(TASK) Copy each line where the word "Johann" occurs.

++++

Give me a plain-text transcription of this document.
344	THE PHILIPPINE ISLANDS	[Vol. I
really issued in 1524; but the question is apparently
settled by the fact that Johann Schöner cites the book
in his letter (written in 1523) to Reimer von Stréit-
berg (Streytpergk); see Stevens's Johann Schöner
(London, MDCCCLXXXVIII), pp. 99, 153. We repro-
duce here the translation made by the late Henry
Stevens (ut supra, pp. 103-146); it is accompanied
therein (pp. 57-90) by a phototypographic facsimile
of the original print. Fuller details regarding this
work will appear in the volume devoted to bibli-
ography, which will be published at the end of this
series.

++++

(TASK RESPONSE)
settled by the fact that Johann Schöner cites the book
berg (Streytpergk); see Stevens's Johann Schöner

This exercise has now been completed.